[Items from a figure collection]
━━━━━━

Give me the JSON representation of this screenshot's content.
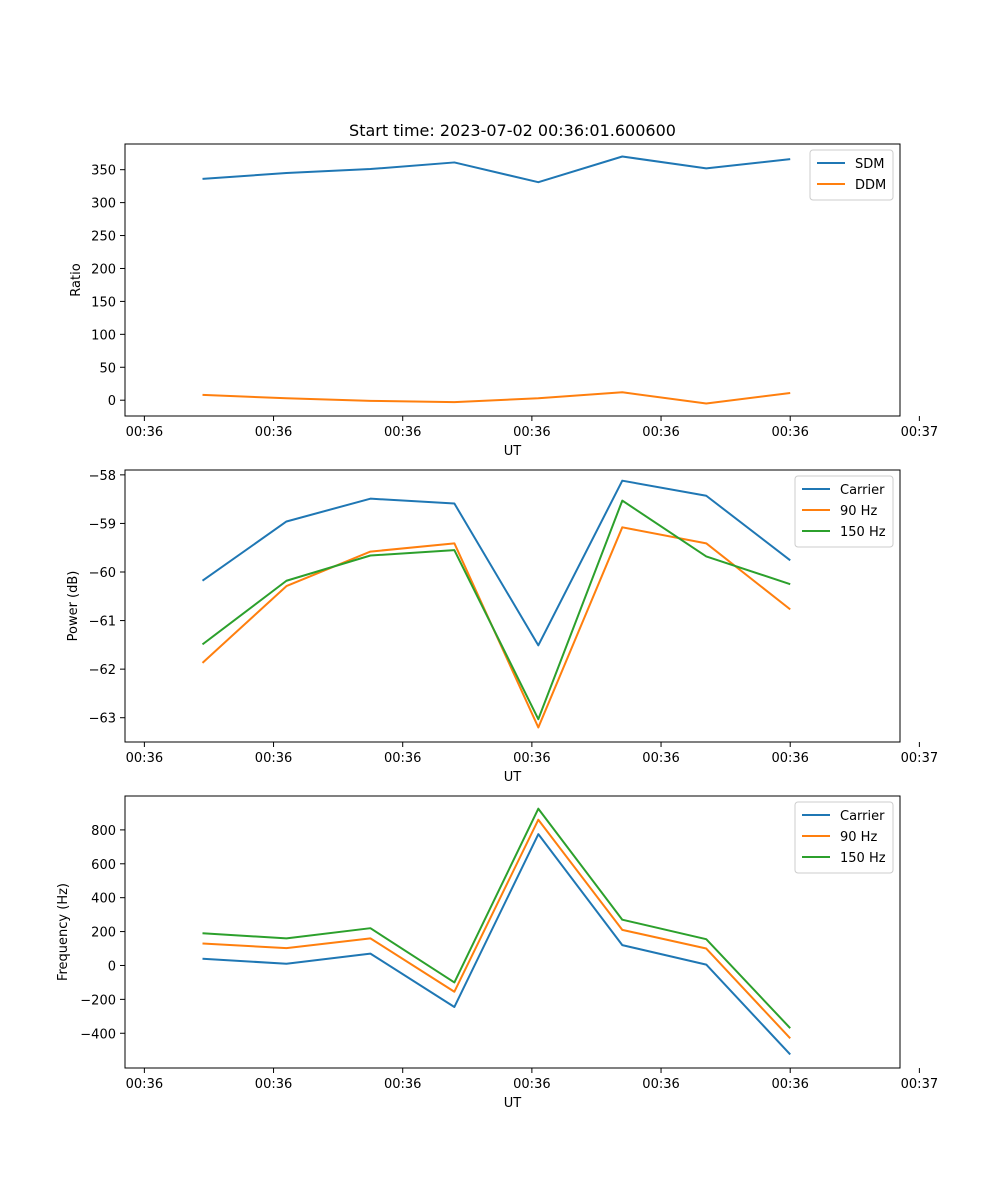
{
  "chart_data": [
    {
      "type": "line",
      "title": "Start time: 2023-07-02 00:36:01.600600",
      "xlabel": "UT",
      "ylabel": "Ratio",
      "x": [
        "00:36:02.2",
        "00:36:02.85",
        "00:36:03.5",
        "00:36:04.15",
        "00:36:04.8",
        "00:36:05.45",
        "00:36:06.1",
        "00:36:06.75"
      ],
      "xlim": [
        "00:36:01.6",
        "00:36:07.6"
      ],
      "xtick_values": [
        "00:36:01.75",
        "00:36:02.75",
        "00:36:03.75",
        "00:36:04.75",
        "00:36:05.75",
        "00:36:06.75",
        "00:36:07.75"
      ],
      "xtick_labels": [
        "00:36",
        "00:36",
        "00:36",
        "00:36",
        "00:36",
        "00:36",
        "00:37"
      ],
      "ylim": [
        -24,
        389
      ],
      "yticks": [
        0,
        50,
        100,
        150,
        200,
        250,
        300,
        350
      ],
      "legend": "top-right",
      "series": [
        {
          "name": "SDM",
          "color": "#1f77b4",
          "values": [
            336,
            345,
            351,
            361,
            331,
            370,
            352,
            366
          ]
        },
        {
          "name": "DDM",
          "color": "#ff7f0e",
          "values": [
            8,
            3,
            -1,
            -3,
            3,
            12,
            -5,
            11
          ]
        }
      ]
    },
    {
      "type": "line",
      "xlabel": "UT",
      "ylabel": "Power (dB)",
      "x": [
        "00:36:02.2",
        "00:36:02.85",
        "00:36:03.5",
        "00:36:04.15",
        "00:36:04.8",
        "00:36:05.45",
        "00:36:06.1",
        "00:36:06.75"
      ],
      "xlim": [
        "00:36:01.6",
        "00:36:07.6"
      ],
      "xtick_values": [
        "00:36:01.75",
        "00:36:02.75",
        "00:36:03.75",
        "00:36:04.75",
        "00:36:05.75",
        "00:36:06.75",
        "00:36:07.75"
      ],
      "xtick_labels": [
        "00:36",
        "00:36",
        "00:36",
        "00:36",
        "00:36",
        "00:36",
        "00:37"
      ],
      "ylim": [
        -63.5,
        -57.9
      ],
      "yticks": [
        -63,
        -62,
        -61,
        -60,
        -59,
        -58
      ],
      "legend": "top-right",
      "series": [
        {
          "name": "Carrier",
          "color": "#1f77b4",
          "values": [
            -60.18,
            -58.96,
            -58.49,
            -58.59,
            -61.51,
            -58.12,
            -58.43,
            -59.76
          ]
        },
        {
          "name": "90 Hz",
          "color": "#ff7f0e",
          "values": [
            -61.87,
            -60.29,
            -59.58,
            -59.41,
            -63.2,
            -59.08,
            -59.41,
            -60.77
          ]
        },
        {
          "name": "150 Hz",
          "color": "#2ca02c",
          "values": [
            -61.49,
            -60.18,
            -59.66,
            -59.55,
            -63.03,
            -58.53,
            -59.68,
            -60.25
          ]
        }
      ]
    },
    {
      "type": "line",
      "xlabel": "UT",
      "ylabel": "Frequency (Hz)",
      "x": [
        "00:36:02.2",
        "00:36:02.85",
        "00:36:03.5",
        "00:36:04.15",
        "00:36:04.8",
        "00:36:05.45",
        "00:36:06.1",
        "00:36:06.75"
      ],
      "xlim": [
        "00:36:01.6",
        "00:36:07.6"
      ],
      "xtick_values": [
        "00:36:01.75",
        "00:36:02.75",
        "00:36:03.75",
        "00:36:04.75",
        "00:36:05.75",
        "00:36:06.75",
        "00:36:07.75"
      ],
      "xtick_labels": [
        "00:36",
        "00:36",
        "00:36",
        "00:36",
        "00:36",
        "00:36",
        "00:37"
      ],
      "ylim": [
        -605,
        1000
      ],
      "yticks": [
        -400,
        -200,
        0,
        200,
        400,
        600,
        800
      ],
      "legend": "top-right",
      "series": [
        {
          "name": "Carrier",
          "color": "#1f77b4",
          "values": [
            40,
            10,
            70,
            -245,
            775,
            120,
            5,
            -525
          ]
        },
        {
          "name": "90 Hz",
          "color": "#ff7f0e",
          "values": [
            130,
            102,
            160,
            -155,
            860,
            210,
            100,
            -430
          ]
        },
        {
          "name": "150 Hz",
          "color": "#2ca02c",
          "values": [
            190,
            160,
            220,
            -100,
            925,
            270,
            155,
            -370
          ]
        }
      ]
    }
  ]
}
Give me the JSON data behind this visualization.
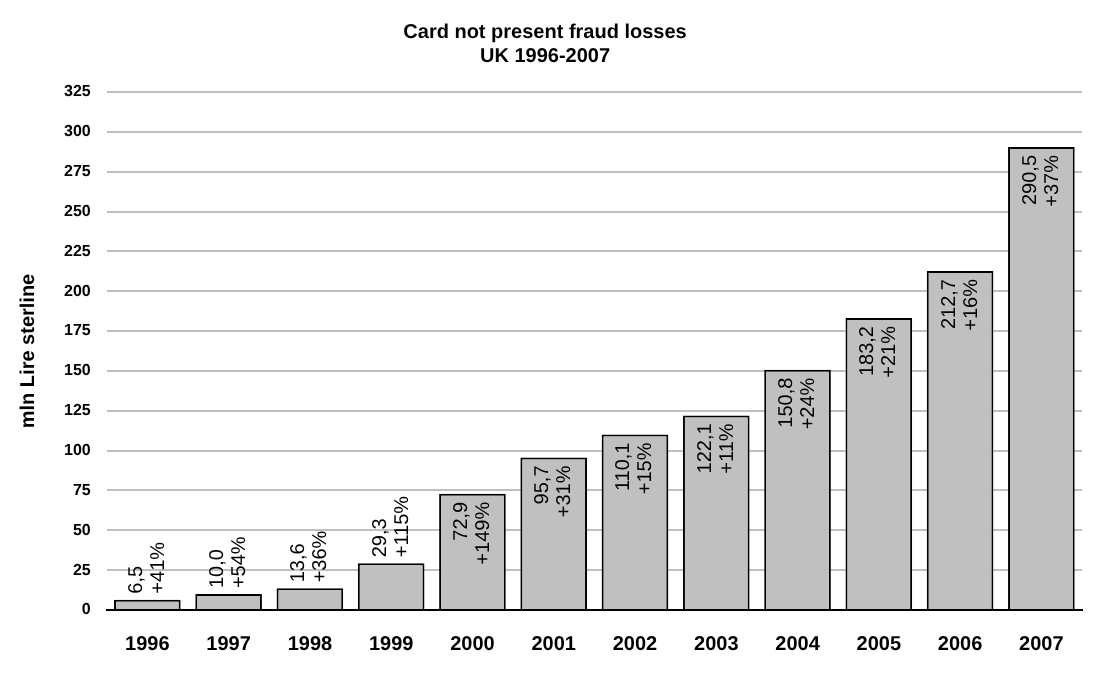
{
  "chart_data": {
    "type": "bar",
    "title": "Card not present fraud losses",
    "subtitle": "UK 1996-2007",
    "ylabel": "mln Lire sterline",
    "categories": [
      "1996",
      "1997",
      "1998",
      "1999",
      "2000",
      "2001",
      "2002",
      "2003",
      "2004",
      "2005",
      "2006",
      "2007"
    ],
    "values": [
      6.5,
      10.0,
      13.6,
      29.3,
      72.9,
      95.7,
      110.1,
      122.1,
      150.8,
      183.2,
      212.7,
      290.5
    ],
    "value_labels": [
      "6,5\n+41%",
      "10,0\n+54%",
      "13,6\n+36%",
      "29,3\n+115%",
      "72,9\n+149%",
      "95,7\n+31%",
      "110,1\n+15%",
      "122,1\n+11%",
      "150,8\n+24%",
      "183,2\n+21%",
      "212,7\n+16%",
      "290,5\n+37%"
    ],
    "color": "#c0c0c0",
    "ylim": [
      0,
      325
    ],
    "yticks": [
      0,
      25,
      50,
      75,
      100,
      125,
      150,
      175,
      200,
      225,
      250,
      275,
      300,
      325
    ],
    "grid": "y",
    "legend": false
  }
}
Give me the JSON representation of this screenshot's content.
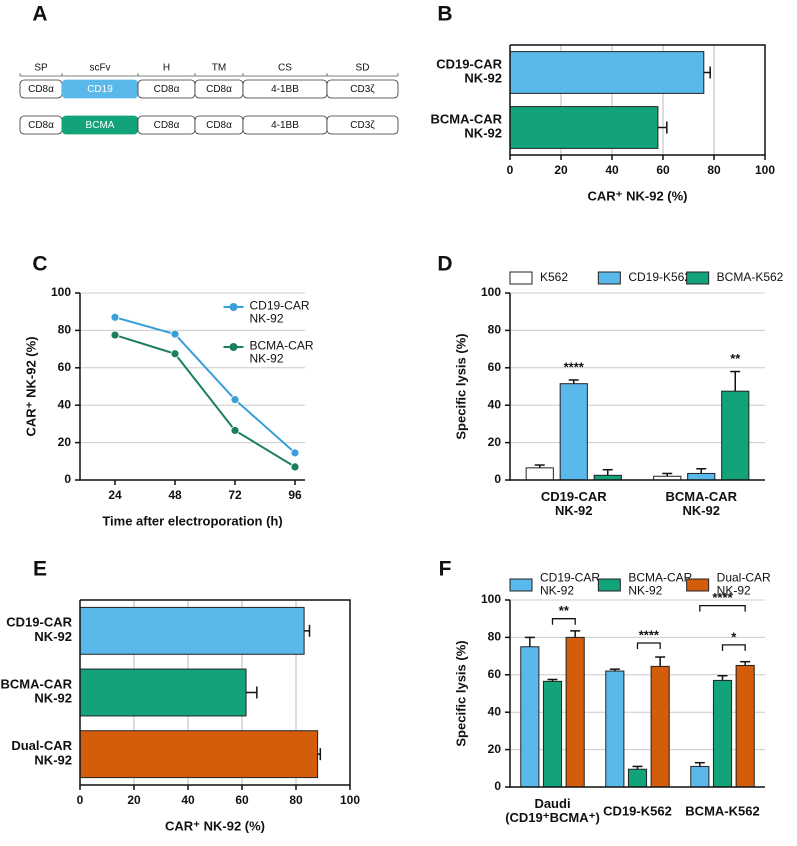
{
  "diagram": {
    "panel": "A",
    "headers": [
      "SP",
      "scFv",
      "H",
      "TM",
      "CS",
      "SD"
    ],
    "rows": [
      [
        "CD8α",
        "CD19",
        "CD8α",
        "CD8α",
        "4-1BB",
        "CD3ζ"
      ],
      [
        "CD8α",
        "BCMA",
        "CD8α",
        "CD8α",
        "4-1BB",
        "CD3ζ"
      ]
    ],
    "row_colors": [
      "#5bb8ea",
      "#13a37a"
    ]
  },
  "chart_data": [
    {
      "panel": "B",
      "type": "hbar",
      "categories": [
        "CD19-CAR\nNK-92",
        "BCMA-CAR\nNK-92"
      ],
      "values": [
        76,
        58
      ],
      "errors": [
        2.5,
        3.5
      ],
      "colors": [
        "#5bb8ea",
        "#13a37a"
      ],
      "x_label": "CAR⁺ NK-92 (%)",
      "xlim": [
        0,
        100
      ],
      "xticks": [
        0,
        20,
        40,
        60,
        80,
        100
      ],
      "grid": true
    },
    {
      "panel": "C",
      "type": "line",
      "x": [
        24,
        48,
        72,
        96
      ],
      "series": [
        {
          "name": "CD19-CAR\nNK-92",
          "color": "#3a9fd8",
          "values": [
            87,
            78,
            43,
            14.5
          ]
        },
        {
          "name": "BCMA-CAR\nNK-92",
          "color": "#1a7f5a",
          "values": [
            77.5,
            67.5,
            26.5,
            7
          ]
        }
      ],
      "x_label": "Time after electroporation (h)",
      "y_label": "CAR⁺ NK-92 (%)",
      "xlim": [
        10,
        100
      ],
      "xticks": [
        24,
        48,
        72,
        96
      ],
      "ylim": [
        0,
        100
      ],
      "yticks": [
        0,
        20,
        40,
        60,
        80,
        100
      ],
      "grid": true,
      "legend": "upper right"
    },
    {
      "panel": "D",
      "type": "vbar",
      "categories": [
        "CD19-CAR\nNK-92",
        "BCMA-CAR\nNK-92"
      ],
      "series": [
        {
          "name": "K562",
          "color": "#ffffff",
          "values": [
            6.5,
            2
          ],
          "errors": [
            1.5,
            1.5
          ]
        },
        {
          "name": "CD19-K562",
          "color": "#5bb8ea",
          "values": [
            51.5,
            3.5
          ],
          "errors": [
            2,
            2.5
          ]
        },
        {
          "name": "BCMA-K562",
          "color": "#13a37a",
          "values": [
            2.5,
            47.5
          ],
          "errors": [
            3,
            10.5
          ]
        }
      ],
      "y_label": "Specific lysis (%)",
      "ylim": [
        0,
        100
      ],
      "yticks": [
        0,
        20,
        40,
        60,
        80,
        100
      ],
      "grid": true,
      "legend": "top",
      "annotations": [
        "****",
        "**"
      ]
    },
    {
      "panel": "E",
      "type": "hbar",
      "categories": [
        "CD19-CAR\nNK-92",
        "BCMA-CAR\nNK-92",
        "Dual-CAR\nNK-92"
      ],
      "values": [
        83,
        61.5,
        88
      ],
      "errors": [
        2,
        4,
        1
      ],
      "colors": [
        "#5bb8ea",
        "#13a37a",
        "#d45d0c"
      ],
      "x_label": "CAR⁺ NK-92 (%)",
      "xlim": [
        0,
        100
      ],
      "xticks": [
        0,
        20,
        40,
        60,
        80,
        100
      ],
      "grid": true
    },
    {
      "panel": "F",
      "type": "vbar",
      "categories": [
        "Daudi\n(CD19⁺BCMA⁺)",
        "CD19-K562",
        "BCMA-K562"
      ],
      "series": [
        {
          "name": "CD19-CAR\nNK-92",
          "color": "#5bb8ea",
          "values": [
            75,
            62,
            11
          ],
          "errors": [
            5,
            1,
            2
          ]
        },
        {
          "name": "BCMA-CAR\nNK-92",
          "color": "#13a37a",
          "values": [
            56.5,
            9.5,
            57
          ],
          "errors": [
            1,
            1.5,
            2.5
          ]
        },
        {
          "name": "Dual-CAR\nNK-92",
          "color": "#d45d0c",
          "values": [
            80,
            64.5,
            65
          ],
          "errors": [
            3.5,
            5,
            2
          ]
        }
      ],
      "y_label": "Specific lysis (%)",
      "ylim": [
        0,
        100
      ],
      "yticks": [
        0,
        20,
        40,
        60,
        80,
        100
      ],
      "grid": true,
      "legend": "top",
      "annotations": [
        "**",
        "****",
        "****",
        "*"
      ]
    }
  ]
}
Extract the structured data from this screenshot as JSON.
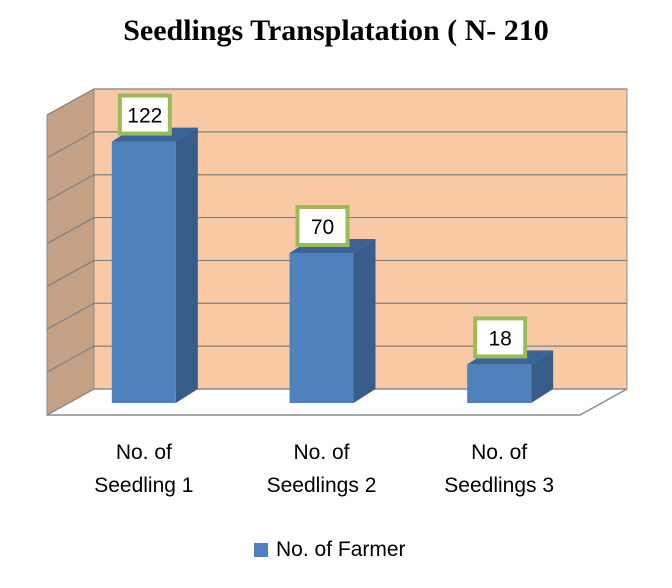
{
  "chart_data": {
    "type": "bar",
    "title": "Seedlings Transplatation ( N- 210",
    "categories": [
      [
        "No. of",
        "Seedling 1"
      ],
      [
        "No. of",
        "Seedlings 2"
      ],
      [
        "No. of",
        "Seedlings 3"
      ]
    ],
    "series": [
      {
        "name": "No. of Farmer",
        "values": [
          122,
          70,
          18
        ]
      }
    ],
    "ylim": [
      0,
      140
    ],
    "grid": true,
    "legend_position": "bottom",
    "colors": {
      "bar_front": "#4f81bd",
      "bar_side": "#385d8a",
      "bar_top": "#3a6396",
      "wall_back": "#f9c9a6",
      "wall_side": "#c4a184",
      "label_border": "#9bbb59"
    }
  }
}
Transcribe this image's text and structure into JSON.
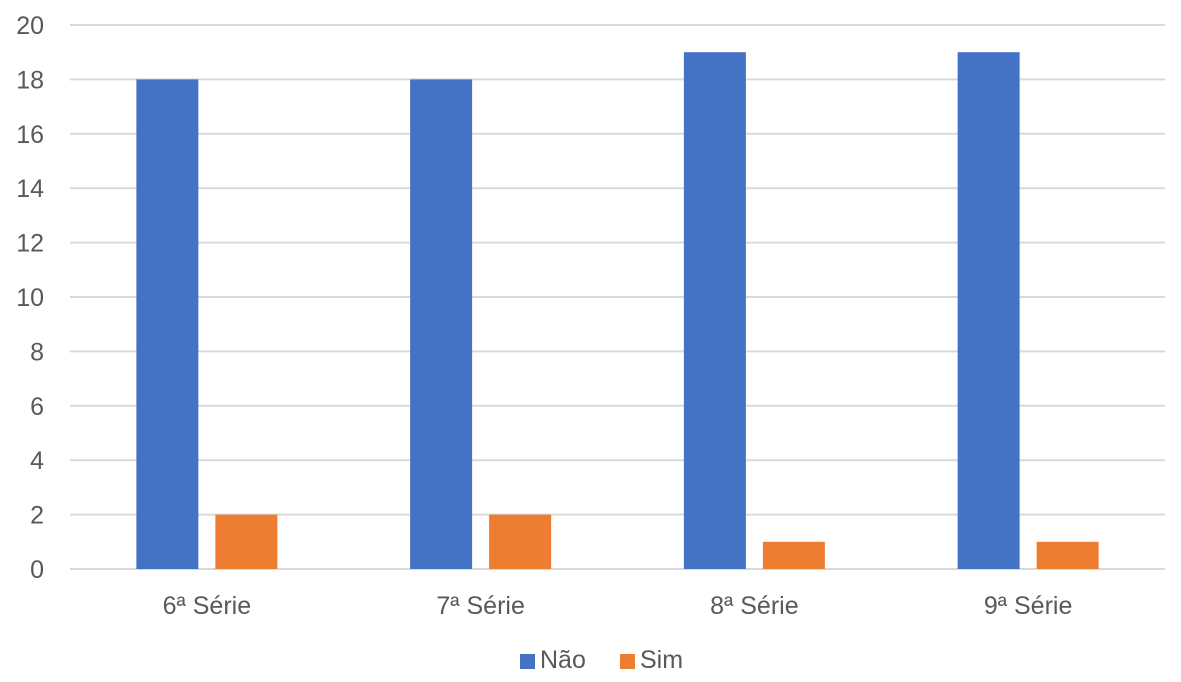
{
  "chart_data": {
    "type": "bar",
    "title": "",
    "xlabel": "",
    "ylabel": "",
    "categories": [
      "6ª Série",
      "7ª Série",
      "8ª Série",
      "9ª Série"
    ],
    "series": [
      {
        "name": "Não",
        "values": [
          18,
          18,
          19,
          19
        ],
        "color": "#4472c4"
      },
      {
        "name": "Sim",
        "values": [
          2,
          2,
          1,
          1
        ],
        "color": "#ed7d31"
      }
    ],
    "ylim": [
      0,
      20
    ],
    "yticks": [
      0,
      2,
      4,
      6,
      8,
      10,
      12,
      14,
      16,
      18,
      20
    ],
    "grid": true,
    "legend_position": "bottom"
  }
}
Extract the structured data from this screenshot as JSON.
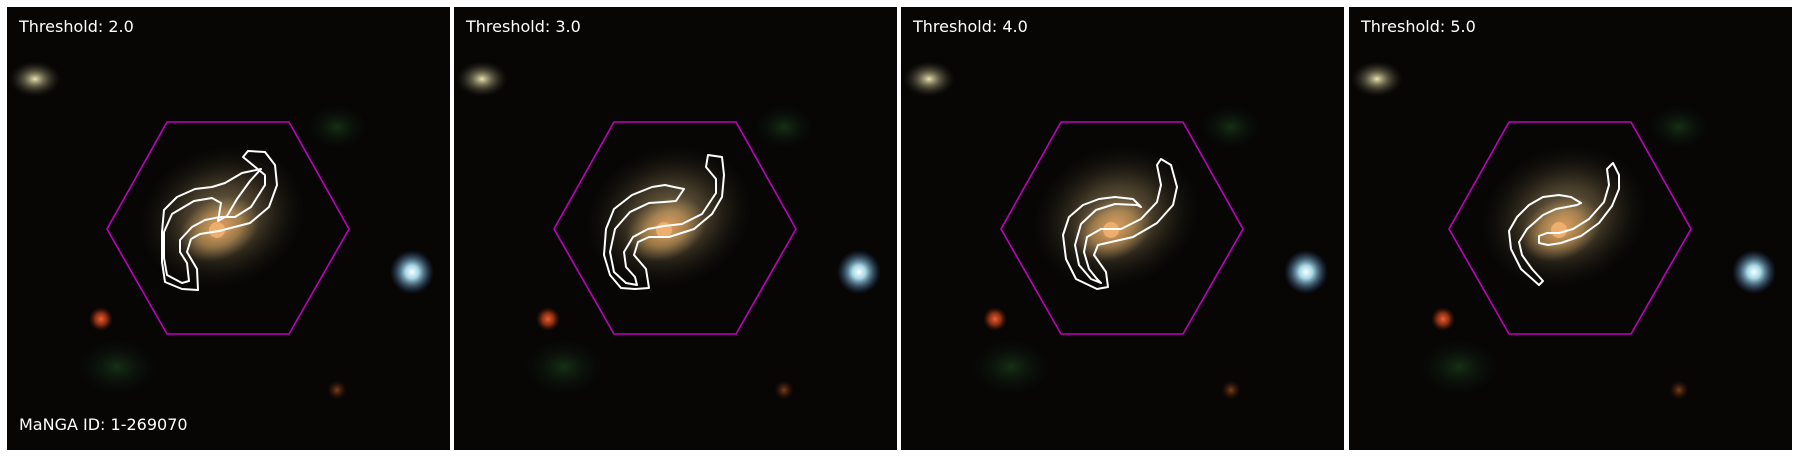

━━━━━━

Check each line above for the string "Seedlings" and report how many lines have it, giving only the number.

[THE REPLY]
3